Output all of the records exactly as written.
::: Supplied entries
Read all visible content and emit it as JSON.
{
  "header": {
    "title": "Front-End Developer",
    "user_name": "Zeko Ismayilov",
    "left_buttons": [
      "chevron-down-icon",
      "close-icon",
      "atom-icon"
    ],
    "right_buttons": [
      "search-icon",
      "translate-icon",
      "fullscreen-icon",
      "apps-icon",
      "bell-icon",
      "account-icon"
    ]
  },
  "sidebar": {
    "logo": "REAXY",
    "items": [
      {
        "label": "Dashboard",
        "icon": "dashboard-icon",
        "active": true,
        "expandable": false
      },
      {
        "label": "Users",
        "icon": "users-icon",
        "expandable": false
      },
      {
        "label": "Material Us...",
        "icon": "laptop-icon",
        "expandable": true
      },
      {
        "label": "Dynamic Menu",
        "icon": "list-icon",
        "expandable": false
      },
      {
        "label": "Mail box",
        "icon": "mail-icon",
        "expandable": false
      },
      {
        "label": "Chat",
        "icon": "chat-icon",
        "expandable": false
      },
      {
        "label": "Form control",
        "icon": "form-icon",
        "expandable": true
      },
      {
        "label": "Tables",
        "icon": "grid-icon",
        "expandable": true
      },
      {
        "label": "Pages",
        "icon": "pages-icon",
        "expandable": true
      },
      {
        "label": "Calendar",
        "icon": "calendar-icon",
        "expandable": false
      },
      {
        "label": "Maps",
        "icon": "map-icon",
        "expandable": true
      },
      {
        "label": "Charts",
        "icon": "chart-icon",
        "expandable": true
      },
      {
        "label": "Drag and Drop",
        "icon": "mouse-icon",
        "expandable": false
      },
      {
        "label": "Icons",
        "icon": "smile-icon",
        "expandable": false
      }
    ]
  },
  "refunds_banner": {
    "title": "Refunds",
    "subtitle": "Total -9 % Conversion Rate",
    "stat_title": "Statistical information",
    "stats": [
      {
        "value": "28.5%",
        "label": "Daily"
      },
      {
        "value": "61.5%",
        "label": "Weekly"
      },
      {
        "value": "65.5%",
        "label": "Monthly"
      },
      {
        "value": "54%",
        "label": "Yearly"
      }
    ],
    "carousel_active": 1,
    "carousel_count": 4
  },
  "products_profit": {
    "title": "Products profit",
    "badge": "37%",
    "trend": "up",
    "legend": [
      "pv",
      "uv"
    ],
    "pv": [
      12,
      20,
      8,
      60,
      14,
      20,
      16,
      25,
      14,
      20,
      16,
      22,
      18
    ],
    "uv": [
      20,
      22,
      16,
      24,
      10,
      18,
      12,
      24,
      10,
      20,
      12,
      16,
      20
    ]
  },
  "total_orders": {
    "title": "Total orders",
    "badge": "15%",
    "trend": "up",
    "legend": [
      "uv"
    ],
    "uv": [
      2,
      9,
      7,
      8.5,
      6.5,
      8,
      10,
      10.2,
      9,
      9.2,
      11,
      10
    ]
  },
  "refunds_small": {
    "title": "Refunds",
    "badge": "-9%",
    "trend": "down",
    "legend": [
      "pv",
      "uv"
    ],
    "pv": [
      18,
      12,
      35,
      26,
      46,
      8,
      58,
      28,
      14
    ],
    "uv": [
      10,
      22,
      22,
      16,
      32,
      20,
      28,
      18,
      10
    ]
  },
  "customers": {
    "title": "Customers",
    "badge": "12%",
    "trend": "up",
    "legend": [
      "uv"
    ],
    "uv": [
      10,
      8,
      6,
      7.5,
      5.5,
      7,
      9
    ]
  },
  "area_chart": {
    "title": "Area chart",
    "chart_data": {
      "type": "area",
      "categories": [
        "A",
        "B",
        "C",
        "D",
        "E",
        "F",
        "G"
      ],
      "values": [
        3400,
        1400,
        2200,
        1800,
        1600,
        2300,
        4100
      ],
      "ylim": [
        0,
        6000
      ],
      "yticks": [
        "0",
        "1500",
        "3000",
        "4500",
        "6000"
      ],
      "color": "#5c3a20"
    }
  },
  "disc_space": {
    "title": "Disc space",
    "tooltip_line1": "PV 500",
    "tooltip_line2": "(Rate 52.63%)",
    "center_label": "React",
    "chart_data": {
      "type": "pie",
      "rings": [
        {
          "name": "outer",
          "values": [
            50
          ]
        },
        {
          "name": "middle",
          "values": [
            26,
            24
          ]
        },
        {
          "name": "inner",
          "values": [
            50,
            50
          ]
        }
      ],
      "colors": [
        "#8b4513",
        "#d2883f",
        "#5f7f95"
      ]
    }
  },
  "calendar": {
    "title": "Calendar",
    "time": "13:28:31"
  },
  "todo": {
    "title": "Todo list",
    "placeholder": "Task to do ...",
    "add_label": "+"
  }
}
::::::
* **Written response**:
Read all visible content and emit it as JSON.
{
  "header": {
    "title": "Front-End Developer",
    "user_name": "Zeko Ismayilov",
    "left_buttons": [
      "chevron-down-icon",
      "close-icon",
      "atom-icon"
    ],
    "right_buttons": [
      "search-icon",
      "translate-icon",
      "fullscreen-icon",
      "apps-icon",
      "bell-icon",
      "account-icon"
    ]
  },
  "sidebar": {
    "logo": "REAXY",
    "items": [
      {
        "label": "Dashboard",
        "icon": "dashboard-icon",
        "active": true,
        "expandable": false
      },
      {
        "label": "Users",
        "icon": "users-icon",
        "expandable": false
      },
      {
        "label": "Material Us...",
        "icon": "laptop-icon",
        "expandable": true
      },
      {
        "label": "Dynamic Menu",
        "icon": "list-icon",
        "expandable": false
      },
      {
        "label": "Mail box",
        "icon": "mail-icon",
        "expandable": false
      },
      {
        "label": "Chat",
        "icon": "chat-icon",
        "expandable": false
      },
      {
        "label": "Form control",
        "icon": "form-icon",
        "expandable": true
      },
      {
        "label": "Tables",
        "icon": "grid-icon",
        "expandable": true
      },
      {
        "label": "Pages",
        "icon": "pages-icon",
        "expandable": true
      },
      {
        "label": "Calendar",
        "icon": "calendar-icon",
        "expandable": false
      },
      {
        "label": "Maps",
        "icon": "map-icon",
        "expandable": true
      },
      {
        "label": "Charts",
        "icon": "chart-icon",
        "expandable": true
      },
      {
        "label": "Drag and Drop",
        "icon": "mouse-icon",
        "expandable": false
      },
      {
        "label": "Icons",
        "icon": "smile-icon",
        "expandable": false
      }
    ]
  },
  "refunds_banner": {
    "title": "Refunds",
    "subtitle": "Total -9 % Conversion Rate",
    "stat_title": "Statistical information",
    "stats": [
      {
        "value": "28.5%",
        "label": "Daily"
      },
      {
        "value": "61.5%",
        "label": "Weekly"
      },
      {
        "value": "65.5%",
        "label": "Monthly"
      },
      {
        "value": "54%",
        "label": "Yearly"
      }
    ],
    "carousel_active": 1,
    "carousel_count": 4
  },
  "products_profit": {
    "title": "Products profit",
    "badge": "37%",
    "trend": "up",
    "legend": [
      "pv",
      "uv"
    ],
    "pv": [
      12,
      20,
      8,
      60,
      14,
      20,
      16,
      25,
      14,
      20,
      16,
      22,
      18
    ],
    "uv": [
      20,
      22,
      16,
      24,
      10,
      18,
      12,
      24,
      10,
      20,
      12,
      16,
      20
    ]
  },
  "total_orders": {
    "title": "Total orders",
    "badge": "15%",
    "trend": "up",
    "legend": [
      "uv"
    ],
    "uv": [
      2,
      9,
      7,
      8.5,
      6.5,
      8,
      10,
      10.2,
      9,
      9.2,
      11,
      10
    ]
  },
  "refunds_small": {
    "title": "Refunds",
    "badge": "-9%",
    "trend": "down",
    "legend": [
      "pv",
      "uv"
    ],
    "pv": [
      18,
      12,
      35,
      26,
      46,
      8,
      58,
      28,
      14
    ],
    "uv": [
      10,
      22,
      22,
      16,
      32,
      20,
      28,
      18,
      10
    ]
  },
  "customers": {
    "title": "Customers",
    "badge": "12%",
    "trend": "up",
    "legend": [
      "uv"
    ],
    "uv": [
      10,
      8,
      6,
      7.5,
      5.5,
      7,
      9
    ]
  },
  "area_chart": {
    "title": "Area chart",
    "chart_data": {
      "type": "area",
      "categories": [
        "A",
        "B",
        "C",
        "D",
        "E",
        "F",
        "G"
      ],
      "values": [
        3400,
        1400,
        2200,
        1800,
        1600,
        2300,
        4100
      ],
      "ylim": [
        0,
        6000
      ],
      "yticks": [
        "0",
        "1500",
        "3000",
        "4500",
        "6000"
      ],
      "color": "#5c3a20"
    }
  },
  "disc_space": {
    "title": "Disc space",
    "tooltip_line1": "PV 500",
    "tooltip_line2": "(Rate 52.63%)",
    "center_label": "React",
    "chart_data": {
      "type": "pie",
      "rings": [
        {
          "name": "outer",
          "values": [
            50
          ]
        },
        {
          "name": "middle",
          "values": [
            26,
            24
          ]
        },
        {
          "name": "inner",
          "values": [
            50,
            50
          ]
        }
      ],
      "colors": [
        "#8b4513",
        "#d2883f",
        "#5f7f95"
      ]
    }
  },
  "calendar": {
    "title": "Calendar",
    "time": "13:28:31"
  },
  "todo": {
    "title": "Todo list",
    "placeholder": "Task to do ...",
    "add_label": "+"
  }
}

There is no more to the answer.